◆ **YOUR OBJECTIVE**:
Scan the listing below. Report each line that includes "Switch".

◆ **DATA ROWS**:
────────────────────
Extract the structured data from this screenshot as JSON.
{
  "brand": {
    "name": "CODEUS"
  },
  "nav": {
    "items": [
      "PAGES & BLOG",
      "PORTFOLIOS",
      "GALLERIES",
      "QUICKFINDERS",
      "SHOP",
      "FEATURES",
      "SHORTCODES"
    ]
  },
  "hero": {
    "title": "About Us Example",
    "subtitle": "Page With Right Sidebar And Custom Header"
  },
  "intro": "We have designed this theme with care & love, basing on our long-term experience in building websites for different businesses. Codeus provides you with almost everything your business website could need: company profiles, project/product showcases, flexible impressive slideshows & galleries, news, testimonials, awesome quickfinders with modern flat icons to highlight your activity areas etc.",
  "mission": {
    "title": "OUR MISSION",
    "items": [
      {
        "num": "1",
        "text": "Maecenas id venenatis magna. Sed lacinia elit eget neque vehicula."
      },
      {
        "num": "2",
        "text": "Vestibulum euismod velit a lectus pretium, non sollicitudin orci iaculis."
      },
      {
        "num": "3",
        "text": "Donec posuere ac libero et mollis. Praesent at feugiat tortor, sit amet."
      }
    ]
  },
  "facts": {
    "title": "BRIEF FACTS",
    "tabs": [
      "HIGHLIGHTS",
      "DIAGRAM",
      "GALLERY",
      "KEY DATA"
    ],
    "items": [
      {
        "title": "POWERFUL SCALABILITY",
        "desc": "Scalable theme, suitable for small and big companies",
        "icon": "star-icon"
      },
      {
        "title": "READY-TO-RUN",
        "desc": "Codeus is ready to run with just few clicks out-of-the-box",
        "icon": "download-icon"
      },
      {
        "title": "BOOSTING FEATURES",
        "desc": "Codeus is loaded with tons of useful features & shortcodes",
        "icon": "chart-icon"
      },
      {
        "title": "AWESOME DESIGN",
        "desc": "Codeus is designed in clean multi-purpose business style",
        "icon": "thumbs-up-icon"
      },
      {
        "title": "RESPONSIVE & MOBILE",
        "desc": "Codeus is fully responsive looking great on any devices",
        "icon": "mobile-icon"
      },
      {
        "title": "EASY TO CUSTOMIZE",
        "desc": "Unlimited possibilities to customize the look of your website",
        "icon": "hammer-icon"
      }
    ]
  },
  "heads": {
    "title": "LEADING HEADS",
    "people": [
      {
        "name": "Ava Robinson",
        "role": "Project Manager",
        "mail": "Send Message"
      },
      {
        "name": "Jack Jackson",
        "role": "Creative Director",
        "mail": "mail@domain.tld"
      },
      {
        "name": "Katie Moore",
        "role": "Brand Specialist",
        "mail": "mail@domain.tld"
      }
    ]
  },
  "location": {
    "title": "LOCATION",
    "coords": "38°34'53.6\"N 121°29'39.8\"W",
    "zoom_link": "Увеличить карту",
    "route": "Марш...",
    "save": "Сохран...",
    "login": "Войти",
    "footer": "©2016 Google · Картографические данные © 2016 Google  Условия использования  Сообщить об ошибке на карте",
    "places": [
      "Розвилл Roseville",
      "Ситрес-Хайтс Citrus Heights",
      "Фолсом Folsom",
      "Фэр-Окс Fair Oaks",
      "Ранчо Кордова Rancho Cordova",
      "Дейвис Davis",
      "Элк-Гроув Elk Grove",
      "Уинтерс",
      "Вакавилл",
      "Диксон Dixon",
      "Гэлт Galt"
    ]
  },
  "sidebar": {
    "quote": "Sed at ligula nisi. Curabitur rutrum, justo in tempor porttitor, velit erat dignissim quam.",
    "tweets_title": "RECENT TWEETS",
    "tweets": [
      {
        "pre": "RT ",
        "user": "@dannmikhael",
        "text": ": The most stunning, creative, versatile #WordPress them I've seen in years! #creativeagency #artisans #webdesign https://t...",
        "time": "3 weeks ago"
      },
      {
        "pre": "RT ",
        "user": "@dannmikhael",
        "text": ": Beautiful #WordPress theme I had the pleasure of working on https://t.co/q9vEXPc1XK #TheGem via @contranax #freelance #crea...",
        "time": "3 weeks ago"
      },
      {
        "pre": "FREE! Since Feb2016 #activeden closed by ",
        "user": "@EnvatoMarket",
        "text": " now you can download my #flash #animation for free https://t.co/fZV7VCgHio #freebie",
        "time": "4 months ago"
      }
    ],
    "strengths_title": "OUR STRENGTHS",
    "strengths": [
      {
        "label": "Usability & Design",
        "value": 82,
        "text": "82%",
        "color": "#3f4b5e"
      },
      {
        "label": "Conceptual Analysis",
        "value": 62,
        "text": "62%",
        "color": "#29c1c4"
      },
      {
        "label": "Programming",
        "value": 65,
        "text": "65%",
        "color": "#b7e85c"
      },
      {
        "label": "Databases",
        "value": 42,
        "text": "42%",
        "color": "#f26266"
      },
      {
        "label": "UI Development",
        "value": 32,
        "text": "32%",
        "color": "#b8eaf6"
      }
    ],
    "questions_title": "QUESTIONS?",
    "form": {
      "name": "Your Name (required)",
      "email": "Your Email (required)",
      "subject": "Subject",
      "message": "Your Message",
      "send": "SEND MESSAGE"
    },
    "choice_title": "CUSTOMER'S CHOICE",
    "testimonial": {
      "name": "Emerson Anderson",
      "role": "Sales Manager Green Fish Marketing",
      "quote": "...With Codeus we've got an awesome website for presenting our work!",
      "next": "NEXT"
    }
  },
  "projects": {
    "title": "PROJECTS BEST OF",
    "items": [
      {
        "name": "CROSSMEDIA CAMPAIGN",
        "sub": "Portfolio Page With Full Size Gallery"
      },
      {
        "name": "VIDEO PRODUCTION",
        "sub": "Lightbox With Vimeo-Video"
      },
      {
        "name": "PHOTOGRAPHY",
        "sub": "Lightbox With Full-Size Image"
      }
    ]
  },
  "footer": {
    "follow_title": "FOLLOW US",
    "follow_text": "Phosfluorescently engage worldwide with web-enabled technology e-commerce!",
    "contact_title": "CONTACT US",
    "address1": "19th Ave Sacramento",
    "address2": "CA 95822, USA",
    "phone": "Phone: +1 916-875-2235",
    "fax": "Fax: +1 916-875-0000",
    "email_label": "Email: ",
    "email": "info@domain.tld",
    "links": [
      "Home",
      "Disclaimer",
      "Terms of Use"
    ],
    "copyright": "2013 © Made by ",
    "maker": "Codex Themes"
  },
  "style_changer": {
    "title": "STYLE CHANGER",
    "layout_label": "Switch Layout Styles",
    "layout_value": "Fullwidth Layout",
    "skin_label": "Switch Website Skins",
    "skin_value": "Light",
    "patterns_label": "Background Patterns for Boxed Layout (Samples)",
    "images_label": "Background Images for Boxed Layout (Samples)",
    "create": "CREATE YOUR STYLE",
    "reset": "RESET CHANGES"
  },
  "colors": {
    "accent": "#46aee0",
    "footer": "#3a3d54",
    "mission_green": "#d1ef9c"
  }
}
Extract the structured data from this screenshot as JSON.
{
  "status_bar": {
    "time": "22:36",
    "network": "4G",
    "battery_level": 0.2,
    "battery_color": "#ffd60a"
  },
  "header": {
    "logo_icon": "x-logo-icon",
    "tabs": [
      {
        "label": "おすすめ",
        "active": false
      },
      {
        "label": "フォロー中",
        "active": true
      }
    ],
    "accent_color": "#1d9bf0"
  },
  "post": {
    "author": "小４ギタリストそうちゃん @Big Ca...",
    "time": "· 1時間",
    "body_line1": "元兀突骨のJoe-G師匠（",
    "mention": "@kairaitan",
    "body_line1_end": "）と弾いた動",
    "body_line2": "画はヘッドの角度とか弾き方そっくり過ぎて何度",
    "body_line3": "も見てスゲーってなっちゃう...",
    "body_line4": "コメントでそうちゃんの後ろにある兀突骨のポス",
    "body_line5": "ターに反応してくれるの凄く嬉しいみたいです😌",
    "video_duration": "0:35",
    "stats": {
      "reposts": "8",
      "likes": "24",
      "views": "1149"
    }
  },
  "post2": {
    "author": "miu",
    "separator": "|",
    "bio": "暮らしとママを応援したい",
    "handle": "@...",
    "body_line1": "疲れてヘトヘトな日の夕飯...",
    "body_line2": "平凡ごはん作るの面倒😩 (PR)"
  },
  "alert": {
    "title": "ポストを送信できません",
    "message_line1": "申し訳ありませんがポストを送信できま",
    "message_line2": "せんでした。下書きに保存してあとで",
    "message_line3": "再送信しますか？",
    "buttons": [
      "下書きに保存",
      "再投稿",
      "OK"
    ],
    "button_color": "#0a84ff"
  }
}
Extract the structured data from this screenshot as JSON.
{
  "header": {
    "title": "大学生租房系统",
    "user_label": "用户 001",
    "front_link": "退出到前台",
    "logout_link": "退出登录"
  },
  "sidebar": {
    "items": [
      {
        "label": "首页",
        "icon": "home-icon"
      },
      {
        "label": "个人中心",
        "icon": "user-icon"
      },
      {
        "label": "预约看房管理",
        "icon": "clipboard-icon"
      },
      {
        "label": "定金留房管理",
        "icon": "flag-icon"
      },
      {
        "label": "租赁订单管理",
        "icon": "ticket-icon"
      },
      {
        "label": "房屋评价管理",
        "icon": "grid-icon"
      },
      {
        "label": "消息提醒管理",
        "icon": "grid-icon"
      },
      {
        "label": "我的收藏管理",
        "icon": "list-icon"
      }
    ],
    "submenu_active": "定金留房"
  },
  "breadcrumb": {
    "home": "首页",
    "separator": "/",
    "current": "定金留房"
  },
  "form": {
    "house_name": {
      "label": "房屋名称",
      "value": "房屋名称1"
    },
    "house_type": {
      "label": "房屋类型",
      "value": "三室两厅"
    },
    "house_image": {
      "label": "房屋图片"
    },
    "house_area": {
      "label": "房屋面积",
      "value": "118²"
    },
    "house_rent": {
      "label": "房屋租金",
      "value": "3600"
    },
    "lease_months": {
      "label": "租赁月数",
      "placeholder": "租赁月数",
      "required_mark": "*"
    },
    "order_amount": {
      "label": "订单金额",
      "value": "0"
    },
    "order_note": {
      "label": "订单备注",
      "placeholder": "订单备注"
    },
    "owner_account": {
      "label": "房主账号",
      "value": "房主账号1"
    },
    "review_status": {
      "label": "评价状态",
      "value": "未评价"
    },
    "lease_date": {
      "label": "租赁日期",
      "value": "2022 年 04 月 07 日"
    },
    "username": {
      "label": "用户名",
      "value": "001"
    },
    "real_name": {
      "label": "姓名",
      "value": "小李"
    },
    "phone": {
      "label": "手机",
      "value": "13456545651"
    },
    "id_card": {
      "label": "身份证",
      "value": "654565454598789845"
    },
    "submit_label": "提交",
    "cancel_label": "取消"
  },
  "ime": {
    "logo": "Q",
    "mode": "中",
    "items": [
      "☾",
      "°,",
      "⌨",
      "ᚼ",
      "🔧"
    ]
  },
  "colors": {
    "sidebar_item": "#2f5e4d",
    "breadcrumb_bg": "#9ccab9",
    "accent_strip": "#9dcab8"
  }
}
────────────────────
◆ **SOLUTION TO THE EXERCISE**:
    "layout_label": "Switch Layout Styles",
    "skin_label": "Switch Website Skins",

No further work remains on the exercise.